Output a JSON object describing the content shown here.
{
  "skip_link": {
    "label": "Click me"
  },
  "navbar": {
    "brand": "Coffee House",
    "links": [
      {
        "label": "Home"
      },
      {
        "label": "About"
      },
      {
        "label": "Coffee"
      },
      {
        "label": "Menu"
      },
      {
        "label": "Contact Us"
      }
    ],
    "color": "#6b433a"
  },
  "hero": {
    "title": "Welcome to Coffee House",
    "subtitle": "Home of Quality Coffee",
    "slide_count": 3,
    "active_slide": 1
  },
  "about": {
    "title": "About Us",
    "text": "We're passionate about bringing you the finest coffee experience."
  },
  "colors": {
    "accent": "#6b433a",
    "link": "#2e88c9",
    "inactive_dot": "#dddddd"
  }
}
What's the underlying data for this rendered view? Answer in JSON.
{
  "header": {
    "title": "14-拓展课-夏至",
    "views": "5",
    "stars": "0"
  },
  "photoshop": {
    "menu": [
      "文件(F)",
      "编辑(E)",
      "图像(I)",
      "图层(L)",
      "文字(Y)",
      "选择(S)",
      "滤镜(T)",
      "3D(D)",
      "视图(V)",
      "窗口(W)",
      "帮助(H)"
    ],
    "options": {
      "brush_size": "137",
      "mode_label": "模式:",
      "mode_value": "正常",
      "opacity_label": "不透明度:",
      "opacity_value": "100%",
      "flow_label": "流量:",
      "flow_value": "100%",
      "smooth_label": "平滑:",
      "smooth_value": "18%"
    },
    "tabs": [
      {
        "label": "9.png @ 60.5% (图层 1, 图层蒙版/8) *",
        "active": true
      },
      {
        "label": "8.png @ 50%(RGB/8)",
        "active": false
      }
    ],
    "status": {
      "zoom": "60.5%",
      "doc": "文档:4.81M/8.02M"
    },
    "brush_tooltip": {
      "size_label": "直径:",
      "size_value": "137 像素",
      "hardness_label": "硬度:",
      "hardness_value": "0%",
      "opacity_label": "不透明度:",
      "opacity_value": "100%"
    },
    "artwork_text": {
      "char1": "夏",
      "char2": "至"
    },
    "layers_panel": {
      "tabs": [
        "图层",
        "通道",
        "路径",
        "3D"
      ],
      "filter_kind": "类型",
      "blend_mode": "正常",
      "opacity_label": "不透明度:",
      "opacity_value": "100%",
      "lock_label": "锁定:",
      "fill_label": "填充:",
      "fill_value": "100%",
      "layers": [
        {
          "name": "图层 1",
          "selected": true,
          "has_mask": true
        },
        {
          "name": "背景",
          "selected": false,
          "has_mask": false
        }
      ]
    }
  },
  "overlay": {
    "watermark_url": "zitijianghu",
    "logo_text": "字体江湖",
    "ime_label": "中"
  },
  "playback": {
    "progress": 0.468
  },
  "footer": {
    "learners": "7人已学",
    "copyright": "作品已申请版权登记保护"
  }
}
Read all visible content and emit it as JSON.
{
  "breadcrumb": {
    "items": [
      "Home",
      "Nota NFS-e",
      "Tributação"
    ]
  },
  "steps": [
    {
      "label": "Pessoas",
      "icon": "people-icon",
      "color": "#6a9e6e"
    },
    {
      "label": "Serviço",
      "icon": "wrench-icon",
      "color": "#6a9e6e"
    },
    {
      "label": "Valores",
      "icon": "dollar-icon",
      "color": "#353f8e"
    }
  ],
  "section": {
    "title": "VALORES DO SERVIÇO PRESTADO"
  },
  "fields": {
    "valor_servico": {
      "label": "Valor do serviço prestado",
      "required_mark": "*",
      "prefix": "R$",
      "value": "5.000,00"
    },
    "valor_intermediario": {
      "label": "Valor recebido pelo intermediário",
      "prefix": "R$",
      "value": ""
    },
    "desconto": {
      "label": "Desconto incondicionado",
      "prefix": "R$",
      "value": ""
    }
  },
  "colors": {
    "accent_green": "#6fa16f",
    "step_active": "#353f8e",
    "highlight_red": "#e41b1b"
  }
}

Stated exercise ▸ Write out the complete set of records exactly as given.

Task output ▸
Output a JSON object describing the content shown here.
{
  "skip_link": {
    "label": "Click me"
  },
  "navbar": {
    "brand": "Coffee House",
    "links": [
      {
        "label": "Home"
      },
      {
        "label": "About"
      },
      {
        "label": "Coffee"
      },
      {
        "label": "Menu"
      },
      {
        "label": "Contact Us"
      }
    ],
    "color": "#6b433a"
  },
  "hero": {
    "title": "Welcome to Coffee House",
    "subtitle": "Home of Quality Coffee",
    "slide_count": 3,
    "active_slide": 1
  },
  "about": {
    "title": "About Us",
    "text": "We're passionate about bringing you the finest coffee experience."
  },
  "colors": {
    "accent": "#6b433a",
    "link": "#2e88c9",
    "inactive_dot": "#dddddd"
  }
}
What's the underlying data for this rendered view? Answer in JSON.
{
  "header": {
    "title": "14-拓展课-夏至",
    "views": "5",
    "stars": "0"
  },
  "photoshop": {
    "menu": [
      "文件(F)",
      "编辑(E)",
      "图像(I)",
      "图层(L)",
      "文字(Y)",
      "选择(S)",
      "滤镜(T)",
      "3D(D)",
      "视图(V)",
      "窗口(W)",
      "帮助(H)"
    ],
    "options": {
      "brush_size": "137",
      "mode_label": "模式:",
      "mode_value": "正常",
      "opacity_label": "不透明度:",
      "opacity_value": "100%",
      "flow_label": "流量:",
      "flow_value": "100%",
      "smooth_label": "平滑:",
      "smooth_value": "18%"
    },
    "tabs": [
      {
        "label": "9.png @ 60.5% (图层 1, 图层蒙版/8) *",
        "active": true
      },
      {
        "label": "8.png @ 50%(RGB/8)",
        "active": false
      }
    ],
    "status": {
      "zoom": "60.5%",
      "doc": "文档:4.81M/8.02M"
    },
    "brush_tooltip": {
      "size_label": "直径:",
      "size_value": "137 像素",
      "hardness_label": "硬度:",
      "hardness_value": "0%",
      "opacity_label": "不透明度:",
      "opacity_value": "100%"
    },
    "artwork_text": {
      "char1": "夏",
      "char2": "至"
    },
    "layers_panel": {
      "tabs": [
        "图层",
        "通道",
        "路径",
        "3D"
      ],
      "filter_kind": "类型",
      "blend_mode": "正常",
      "opacity_label": "不透明度:",
      "opacity_value": "100%",
      "lock_label": "锁定:",
      "fill_label": "填充:",
      "fill_value": "100%",
      "layers": [
        {
          "name": "图层 1",
          "selected": true,
          "has_mask": true
        },
        {
          "name": "背景",
          "selected": false,
          "has_mask": false
        }
      ]
    }
  },
  "overlay": {
    "watermark_url": "zitijianghu",
    "logo_text": "字体江湖",
    "ime_label": "中"
  },
  "playback": {
    "progress": 0.468
  },
  "footer": {
    "learners": "7人已学",
    "copyright": "作品已申请版权登记保护"
  }
}
Read all visible content and emit it as JSON.
{
  "breadcrumb": {
    "items": [
      "Home",
      "Nota NFS-e",
      "Tributação"
    ]
  },
  "steps": [
    {
      "label": "Pessoas",
      "icon": "people-icon",
      "color": "#6a9e6e"
    },
    {
      "label": "Serviço",
      "icon": "wrench-icon",
      "color": "#6a9e6e"
    },
    {
      "label": "Valores",
      "icon": "dollar-icon",
      "color": "#353f8e"
    }
  ],
  "section": {
    "title": "VALORES DO SERVIÇO PRESTADO"
  },
  "fields": {
    "valor_servico": {
      "label": "Valor do serviço prestado",
      "required_mark": "*",
      "prefix": "R$",
      "value": "5.000,00"
    },
    "valor_intermediario": {
      "label": "Valor recebido pelo intermediário",
      "prefix": "R$",
      "value": ""
    },
    "desconto": {
      "label": "Desconto incondicionado",
      "prefix": "R$",
      "value": ""
    }
  },
  "colors": {
    "accent_green": "#6fa16f",
    "step_active": "#353f8e",
    "highlight_red": "#e41b1b"
  }
}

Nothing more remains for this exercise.